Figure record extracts

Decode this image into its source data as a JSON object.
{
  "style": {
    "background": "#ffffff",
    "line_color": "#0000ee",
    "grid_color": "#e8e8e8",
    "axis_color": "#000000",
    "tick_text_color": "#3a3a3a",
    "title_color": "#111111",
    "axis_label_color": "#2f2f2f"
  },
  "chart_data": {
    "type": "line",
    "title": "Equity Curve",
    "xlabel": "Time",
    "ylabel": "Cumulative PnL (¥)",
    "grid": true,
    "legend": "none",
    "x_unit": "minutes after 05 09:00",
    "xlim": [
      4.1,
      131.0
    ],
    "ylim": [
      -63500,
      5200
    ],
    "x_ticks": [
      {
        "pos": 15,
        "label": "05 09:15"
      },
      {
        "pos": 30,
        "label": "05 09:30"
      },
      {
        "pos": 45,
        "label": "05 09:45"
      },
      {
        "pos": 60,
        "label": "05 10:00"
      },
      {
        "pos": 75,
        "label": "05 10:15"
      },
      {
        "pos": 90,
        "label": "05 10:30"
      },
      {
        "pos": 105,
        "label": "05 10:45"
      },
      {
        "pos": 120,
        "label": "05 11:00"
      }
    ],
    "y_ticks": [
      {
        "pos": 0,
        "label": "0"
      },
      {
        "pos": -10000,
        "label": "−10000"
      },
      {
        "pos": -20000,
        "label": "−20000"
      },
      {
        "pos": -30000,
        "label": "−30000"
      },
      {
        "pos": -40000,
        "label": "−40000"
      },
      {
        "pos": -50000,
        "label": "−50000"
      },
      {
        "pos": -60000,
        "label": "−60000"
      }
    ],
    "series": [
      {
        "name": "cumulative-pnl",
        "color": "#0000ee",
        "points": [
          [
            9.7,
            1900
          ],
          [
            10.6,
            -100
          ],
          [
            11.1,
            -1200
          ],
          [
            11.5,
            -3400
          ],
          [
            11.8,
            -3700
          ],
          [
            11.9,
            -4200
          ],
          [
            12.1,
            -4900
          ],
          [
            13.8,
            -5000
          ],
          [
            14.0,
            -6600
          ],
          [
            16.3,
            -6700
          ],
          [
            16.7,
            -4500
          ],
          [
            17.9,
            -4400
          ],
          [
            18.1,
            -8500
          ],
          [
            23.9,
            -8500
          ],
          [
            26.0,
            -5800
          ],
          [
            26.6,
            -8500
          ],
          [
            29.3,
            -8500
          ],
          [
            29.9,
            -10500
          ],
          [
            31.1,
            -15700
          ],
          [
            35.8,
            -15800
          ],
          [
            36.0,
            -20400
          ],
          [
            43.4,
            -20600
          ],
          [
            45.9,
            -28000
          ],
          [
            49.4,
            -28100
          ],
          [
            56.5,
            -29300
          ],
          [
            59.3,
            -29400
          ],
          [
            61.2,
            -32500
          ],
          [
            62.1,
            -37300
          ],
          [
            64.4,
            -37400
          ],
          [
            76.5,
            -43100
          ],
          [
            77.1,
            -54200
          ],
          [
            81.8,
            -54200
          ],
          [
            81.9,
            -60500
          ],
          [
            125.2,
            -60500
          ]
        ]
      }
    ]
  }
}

§ **What the task asks**
The records above should be restated word for word, please.

§ **Response to the task**
Decode this image into its source data as a JSON object.
{
  "style": {
    "background": "#ffffff",
    "line_color": "#0000ee",
    "grid_color": "#e8e8e8",
    "axis_color": "#000000",
    "tick_text_color": "#3a3a3a",
    "title_color": "#111111",
    "axis_label_color": "#2f2f2f"
  },
  "chart_data": {
    "type": "line",
    "title": "Equity Curve",
    "xlabel": "Time",
    "ylabel": "Cumulative PnL (¥)",
    "grid": true,
    "legend": "none",
    "x_unit": "minutes after 05 09:00",
    "xlim": [
      4.1,
      131.0
    ],
    "ylim": [
      -63500,
      5200
    ],
    "x_ticks": [
      {
        "pos": 15,
        "label": "05 09:15"
      },
      {
        "pos": 30,
        "label": "05 09:30"
      },
      {
        "pos": 45,
        "label": "05 09:45"
      },
      {
        "pos": 60,
        "label": "05 10:00"
      },
      {
        "pos": 75,
        "label": "05 10:15"
      },
      {
        "pos": 90,
        "label": "05 10:30"
      },
      {
        "pos": 105,
        "label": "05 10:45"
      },
      {
        "pos": 120,
        "label": "05 11:00"
      }
    ],
    "y_ticks": [
      {
        "pos": 0,
        "label": "0"
      },
      {
        "pos": -10000,
        "label": "−10000"
      },
      {
        "pos": -20000,
        "label": "−20000"
      },
      {
        "pos": -30000,
        "label": "−30000"
      },
      {
        "pos": -40000,
        "label": "−40000"
      },
      {
        "pos": -50000,
        "label": "−50000"
      },
      {
        "pos": -60000,
        "label": "−60000"
      }
    ],
    "series": [
      {
        "name": "cumulative-pnl",
        "color": "#0000ee",
        "points": [
          [
            9.7,
            1900
          ],
          [
            10.6,
            -100
          ],
          [
            11.1,
            -1200
          ],
          [
            11.5,
            -3400
          ],
          [
            11.8,
            -3700
          ],
          [
            11.9,
            -4200
          ],
          [
            12.1,
            -4900
          ],
          [
            13.8,
            -5000
          ],
          [
            14.0,
            -6600
          ],
          [
            16.3,
            -6700
          ],
          [
            16.7,
            -4500
          ],
          [
            17.9,
            -4400
          ],
          [
            18.1,
            -8500
          ],
          [
            23.9,
            -8500
          ],
          [
            26.0,
            -5800
          ],
          [
            26.6,
            -8500
          ],
          [
            29.3,
            -8500
          ],
          [
            29.9,
            -10500
          ],
          [
            31.1,
            -15700
          ],
          [
            35.8,
            -15800
          ],
          [
            36.0,
            -20400
          ],
          [
            43.4,
            -20600
          ],
          [
            45.9,
            -28000
          ],
          [
            49.4,
            -28100
          ],
          [
            56.5,
            -29300
          ],
          [
            59.3,
            -29400
          ],
          [
            61.2,
            -32500
          ],
          [
            62.1,
            -37300
          ],
          [
            64.4,
            -37400
          ],
          [
            76.5,
            -43100
          ],
          [
            77.1,
            -54200
          ],
          [
            81.8,
            -54200
          ],
          [
            81.9,
            -60500
          ],
          [
            125.2,
            -60500
          ]
        ]
      }
    ]
  }
}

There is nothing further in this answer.